----- RECORDS FOR THE EXERCISE

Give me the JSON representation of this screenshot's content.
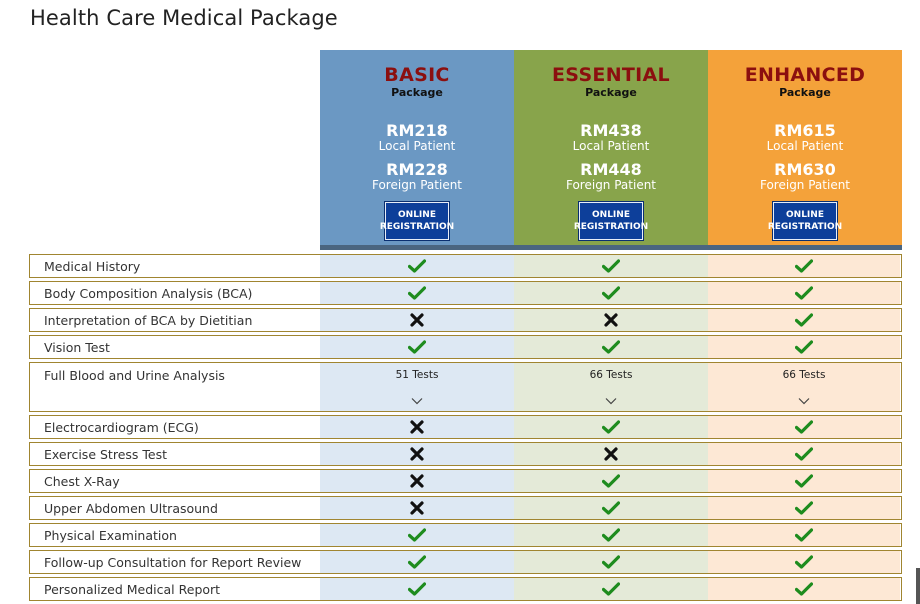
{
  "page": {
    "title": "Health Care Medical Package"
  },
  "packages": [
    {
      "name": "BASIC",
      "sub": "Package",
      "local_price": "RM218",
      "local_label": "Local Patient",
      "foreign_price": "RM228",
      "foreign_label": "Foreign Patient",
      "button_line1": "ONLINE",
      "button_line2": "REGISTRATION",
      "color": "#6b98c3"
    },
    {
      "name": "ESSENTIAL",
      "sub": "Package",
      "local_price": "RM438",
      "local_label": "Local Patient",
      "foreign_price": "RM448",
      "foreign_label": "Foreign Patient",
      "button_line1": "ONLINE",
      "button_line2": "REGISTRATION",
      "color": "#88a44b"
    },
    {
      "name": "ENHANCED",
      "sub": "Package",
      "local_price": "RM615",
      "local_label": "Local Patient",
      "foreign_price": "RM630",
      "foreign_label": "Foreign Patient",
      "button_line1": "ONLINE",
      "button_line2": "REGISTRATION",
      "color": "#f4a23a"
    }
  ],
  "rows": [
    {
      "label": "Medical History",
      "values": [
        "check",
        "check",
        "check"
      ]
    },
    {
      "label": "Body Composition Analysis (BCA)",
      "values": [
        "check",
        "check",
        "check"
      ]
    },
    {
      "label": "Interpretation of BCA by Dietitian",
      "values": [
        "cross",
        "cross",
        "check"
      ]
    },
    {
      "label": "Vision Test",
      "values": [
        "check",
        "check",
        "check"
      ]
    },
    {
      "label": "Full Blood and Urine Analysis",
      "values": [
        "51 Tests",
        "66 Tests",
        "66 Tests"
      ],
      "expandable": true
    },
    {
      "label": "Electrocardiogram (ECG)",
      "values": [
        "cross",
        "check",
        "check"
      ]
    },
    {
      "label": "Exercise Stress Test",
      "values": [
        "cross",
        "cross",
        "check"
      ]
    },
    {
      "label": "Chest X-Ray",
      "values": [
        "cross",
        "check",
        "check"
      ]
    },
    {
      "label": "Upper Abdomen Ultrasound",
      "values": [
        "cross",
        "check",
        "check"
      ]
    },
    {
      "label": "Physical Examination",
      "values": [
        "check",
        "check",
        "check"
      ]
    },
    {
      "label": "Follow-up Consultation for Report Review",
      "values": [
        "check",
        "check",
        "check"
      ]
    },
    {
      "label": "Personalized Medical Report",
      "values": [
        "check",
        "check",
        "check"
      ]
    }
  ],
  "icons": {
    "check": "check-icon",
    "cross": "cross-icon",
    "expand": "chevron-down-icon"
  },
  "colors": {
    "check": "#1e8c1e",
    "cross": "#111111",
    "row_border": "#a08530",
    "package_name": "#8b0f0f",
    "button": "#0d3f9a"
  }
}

----------
----- RECORDS FOR THE EXERCISE

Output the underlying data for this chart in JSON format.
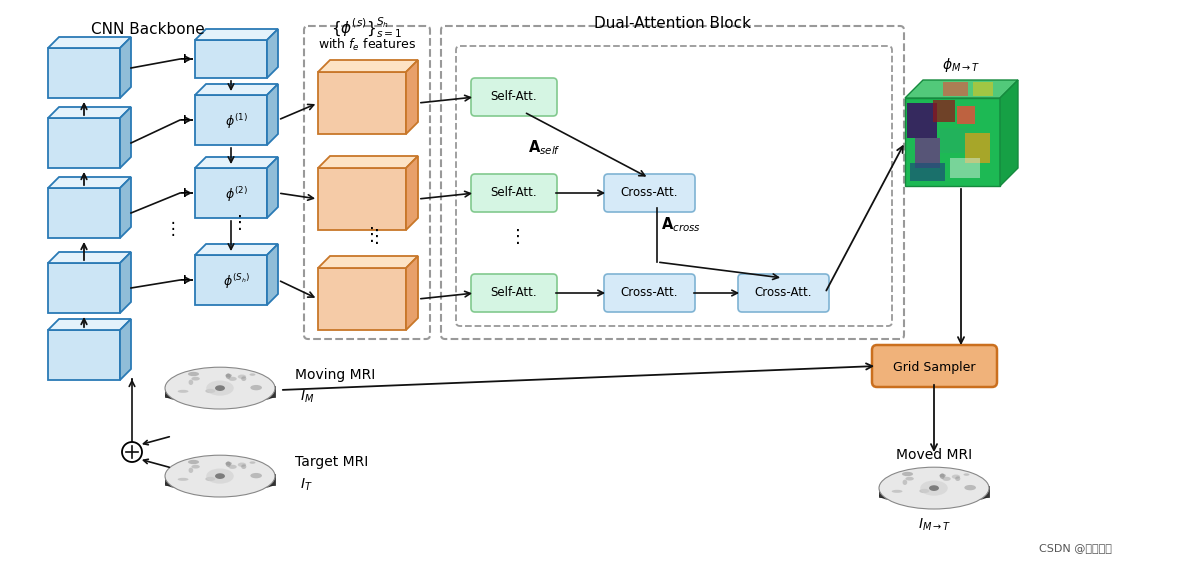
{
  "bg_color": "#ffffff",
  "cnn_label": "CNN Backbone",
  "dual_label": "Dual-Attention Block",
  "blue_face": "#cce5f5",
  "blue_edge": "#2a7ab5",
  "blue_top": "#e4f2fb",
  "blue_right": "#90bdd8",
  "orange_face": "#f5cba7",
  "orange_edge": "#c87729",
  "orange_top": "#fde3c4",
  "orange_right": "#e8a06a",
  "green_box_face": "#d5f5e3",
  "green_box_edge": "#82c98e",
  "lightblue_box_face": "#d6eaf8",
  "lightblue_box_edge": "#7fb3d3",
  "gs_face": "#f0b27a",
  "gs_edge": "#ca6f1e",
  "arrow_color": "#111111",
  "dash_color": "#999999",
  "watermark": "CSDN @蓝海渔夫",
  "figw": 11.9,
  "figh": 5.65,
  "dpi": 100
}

----------

*EXERCISE:*
For each line above that contains the word "Medical", copy that line.

*OUTPUT FOR THIS EXERCISE:*
    "title": "Health Care Medical Package"
      "label": "Medical History",
      "label": "Personalized Medical Report",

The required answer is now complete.